**Element and region data:**
-- BEGIN --

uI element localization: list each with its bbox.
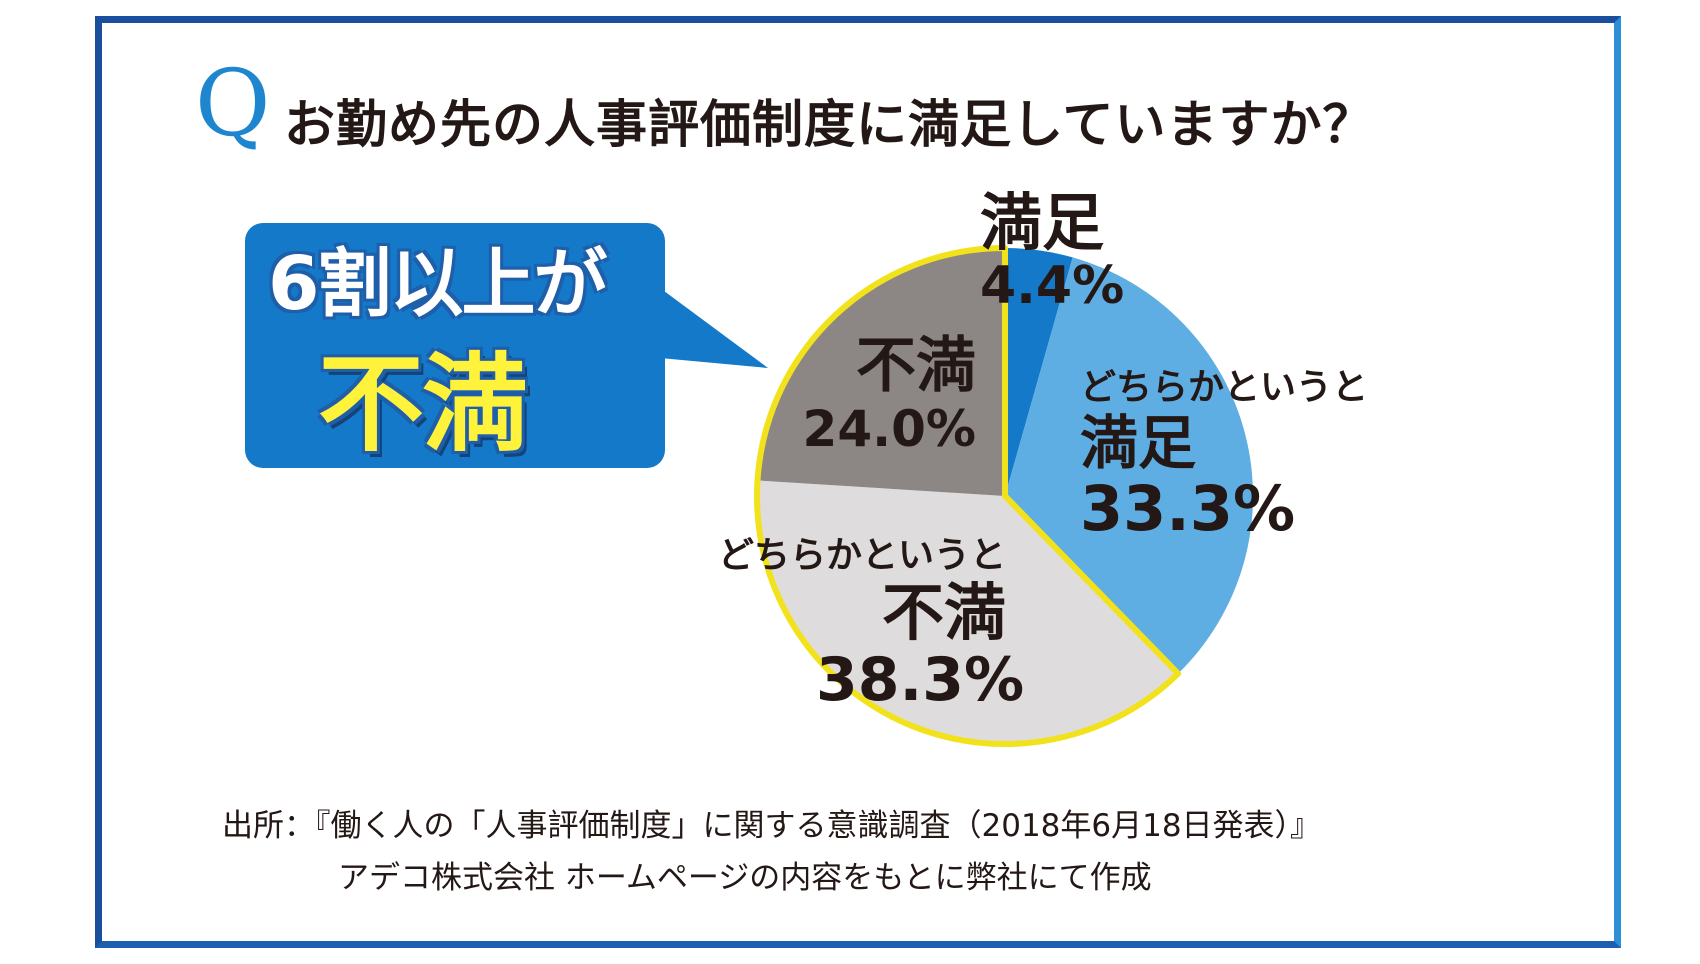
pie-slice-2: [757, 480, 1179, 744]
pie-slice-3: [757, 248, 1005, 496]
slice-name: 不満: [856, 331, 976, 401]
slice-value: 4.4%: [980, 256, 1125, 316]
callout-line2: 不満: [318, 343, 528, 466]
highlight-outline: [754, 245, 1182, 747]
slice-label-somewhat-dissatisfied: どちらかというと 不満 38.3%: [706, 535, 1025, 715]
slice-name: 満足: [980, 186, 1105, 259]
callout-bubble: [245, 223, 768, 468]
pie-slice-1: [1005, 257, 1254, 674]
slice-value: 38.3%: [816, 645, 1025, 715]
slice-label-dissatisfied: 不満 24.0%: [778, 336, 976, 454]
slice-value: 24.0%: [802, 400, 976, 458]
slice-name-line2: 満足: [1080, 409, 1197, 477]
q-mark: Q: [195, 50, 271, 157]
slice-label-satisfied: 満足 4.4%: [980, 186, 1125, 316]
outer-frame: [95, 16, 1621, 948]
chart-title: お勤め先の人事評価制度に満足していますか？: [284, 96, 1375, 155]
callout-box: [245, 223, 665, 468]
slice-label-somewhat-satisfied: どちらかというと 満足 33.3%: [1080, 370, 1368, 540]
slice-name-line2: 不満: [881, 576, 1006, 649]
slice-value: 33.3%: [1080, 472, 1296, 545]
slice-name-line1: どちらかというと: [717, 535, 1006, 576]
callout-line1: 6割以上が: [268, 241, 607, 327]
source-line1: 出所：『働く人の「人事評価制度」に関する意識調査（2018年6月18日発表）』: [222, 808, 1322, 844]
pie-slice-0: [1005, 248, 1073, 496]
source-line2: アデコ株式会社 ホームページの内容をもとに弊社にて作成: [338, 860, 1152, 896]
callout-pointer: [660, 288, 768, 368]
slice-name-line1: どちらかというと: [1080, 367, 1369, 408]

-- END --

**Stated exercise:** Can you render every line of the material above as a numbered list, skipping any blank lines and leaving the pictures out?

**The solution:**
1. uI element localization: list each with its bbox.
2. pie-slice-2: [757, 480, 1179, 744]
3. pie-slice-3: [757, 248, 1005, 496]
4. slice-name: 不満: [856, 331, 976, 401]
5. slice-value: 4.4%: [980, 256, 1125, 316]
6. callout-line2: 不満: [318, 343, 528, 466]
7. highlight-outline: [754, 245, 1182, 747]
8. slice-label-somewhat-dissatisfied: どちらかというと 不満 38.3%: [706, 535, 1025, 715]
9. slice-name: 満足: [980, 186, 1105, 259]
10. callout-bubble: [245, 223, 768, 468]
11. pie-slice-1: [1005, 257, 1254, 674]
12. slice-value: 38.3%: [816, 645, 1025, 715]
13. slice-label-dissatisfied: 不満 24.0%: [778, 336, 976, 454]
14. slice-value: 24.0%: [802, 400, 976, 458]
15. slice-name-line2: 満足: [1080, 409, 1197, 477]
16. q-mark: Q: [195, 50, 271, 157]
17. slice-label-satisfied: 満足 4.4%: [980, 186, 1125, 316]
18. outer-frame: [95, 16, 1621, 948]
19. chart-title: お勤め先の人事評価制度に満足していますか？: [284, 96, 1375, 155]
20. callout-box: [245, 223, 665, 468]
21. slice-label-somewhat-satisfied: どちらかというと 満足 33.3%: [1080, 370, 1368, 540]
22. slice-name-line2: 不満: [881, 576, 1006, 649]
23. slice-value: 33.3%: [1080, 472, 1296, 545]
24. slice-name-line1: どちらかというと: [717, 535, 1006, 576]
25. callout-line1: 6割以上が: [268, 241, 607, 327]
26. source-line1: 出所：『働く人の「人事評価制度」に関する意識調査（2018年6月18日発表）』: [222, 808, 1322, 844]
27. pie-slice-0: [1005, 248, 1073, 496]
28. source-line2: アデコ株式会社 ホームページの内容をもとに弊社にて作成: [338, 860, 1152, 896]
29. callout-pointer: [660, 288, 768, 368]
30. slice-name-line1: どちらかというと: [1080, 367, 1369, 408]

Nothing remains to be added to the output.